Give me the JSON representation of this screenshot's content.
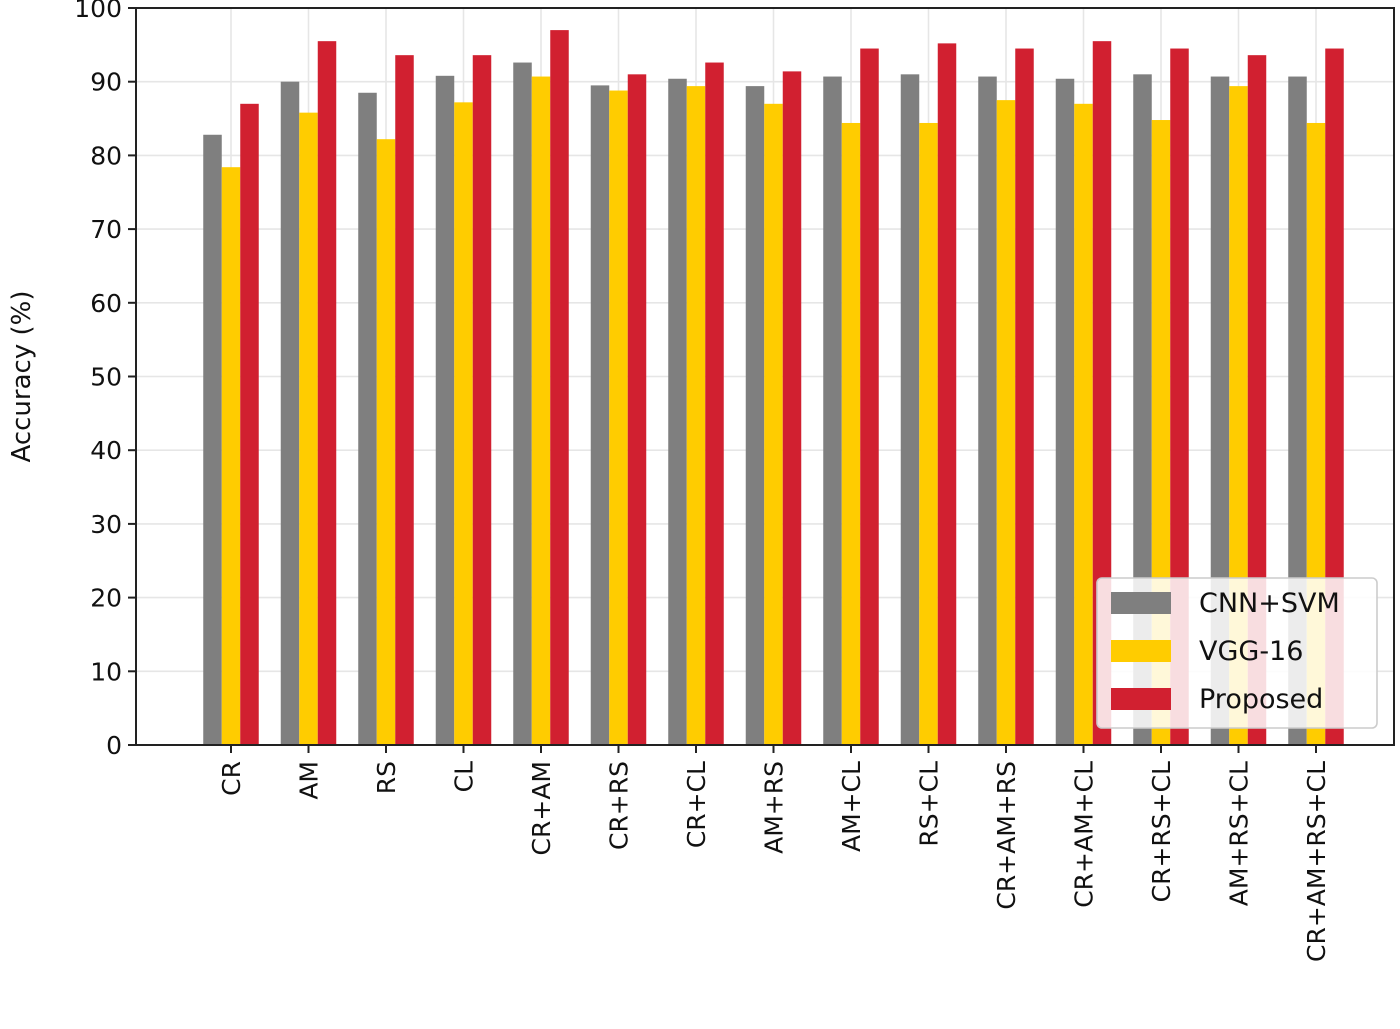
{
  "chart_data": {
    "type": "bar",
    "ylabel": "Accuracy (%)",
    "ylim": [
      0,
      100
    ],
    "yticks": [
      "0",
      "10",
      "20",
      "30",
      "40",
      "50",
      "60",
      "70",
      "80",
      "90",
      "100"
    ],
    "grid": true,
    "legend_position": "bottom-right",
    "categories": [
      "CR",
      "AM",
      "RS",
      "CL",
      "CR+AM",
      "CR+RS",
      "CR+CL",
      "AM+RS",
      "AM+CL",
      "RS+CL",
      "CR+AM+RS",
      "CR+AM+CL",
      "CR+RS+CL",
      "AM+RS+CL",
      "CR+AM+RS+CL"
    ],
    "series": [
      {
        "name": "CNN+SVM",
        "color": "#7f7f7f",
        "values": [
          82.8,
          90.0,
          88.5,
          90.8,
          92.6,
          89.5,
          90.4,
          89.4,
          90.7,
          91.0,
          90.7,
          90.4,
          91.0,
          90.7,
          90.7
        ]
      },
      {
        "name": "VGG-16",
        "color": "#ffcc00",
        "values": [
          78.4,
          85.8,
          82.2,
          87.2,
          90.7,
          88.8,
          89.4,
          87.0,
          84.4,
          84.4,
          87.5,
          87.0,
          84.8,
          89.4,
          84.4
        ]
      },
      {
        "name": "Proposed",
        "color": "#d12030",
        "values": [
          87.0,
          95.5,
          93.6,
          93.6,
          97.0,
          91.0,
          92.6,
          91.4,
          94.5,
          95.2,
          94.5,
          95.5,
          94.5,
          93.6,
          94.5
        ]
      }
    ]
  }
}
________________
● **Goal of the exercise**:
Pictures in the data above should not be copied; transcribe everything else exactly.

● **Result of the task**:
Give me the JSON representation of this screenshot's content.
{
  "chart_data": {
    "type": "bar",
    "ylabel": "Accuracy (%)",
    "ylim": [
      0,
      100
    ],
    "yticks": [
      "0",
      "10",
      "20",
      "30",
      "40",
      "50",
      "60",
      "70",
      "80",
      "90",
      "100"
    ],
    "grid": true,
    "legend_position": "bottom-right",
    "categories": [
      "CR",
      "AM",
      "RS",
      "CL",
      "CR+AM",
      "CR+RS",
      "CR+CL",
      "AM+RS",
      "AM+CL",
      "RS+CL",
      "CR+AM+RS",
      "CR+AM+CL",
      "CR+RS+CL",
      "AM+RS+CL",
      "CR+AM+RS+CL"
    ],
    "series": [
      {
        "name": "CNN+SVM",
        "color": "#7f7f7f",
        "values": [
          82.8,
          90.0,
          88.5,
          90.8,
          92.6,
          89.5,
          90.4,
          89.4,
          90.7,
          91.0,
          90.7,
          90.4,
          91.0,
          90.7,
          90.7
        ]
      },
      {
        "name": "VGG-16",
        "color": "#ffcc00",
        "values": [
          78.4,
          85.8,
          82.2,
          87.2,
          90.7,
          88.8,
          89.4,
          87.0,
          84.4,
          84.4,
          87.5,
          87.0,
          84.8,
          89.4,
          84.4
        ]
      },
      {
        "name": "Proposed",
        "color": "#d12030",
        "values": [
          87.0,
          95.5,
          93.6,
          93.6,
          97.0,
          91.0,
          92.6,
          91.4,
          94.5,
          95.2,
          94.5,
          95.5,
          94.5,
          93.6,
          94.5
        ]
      }
    ]
  }
}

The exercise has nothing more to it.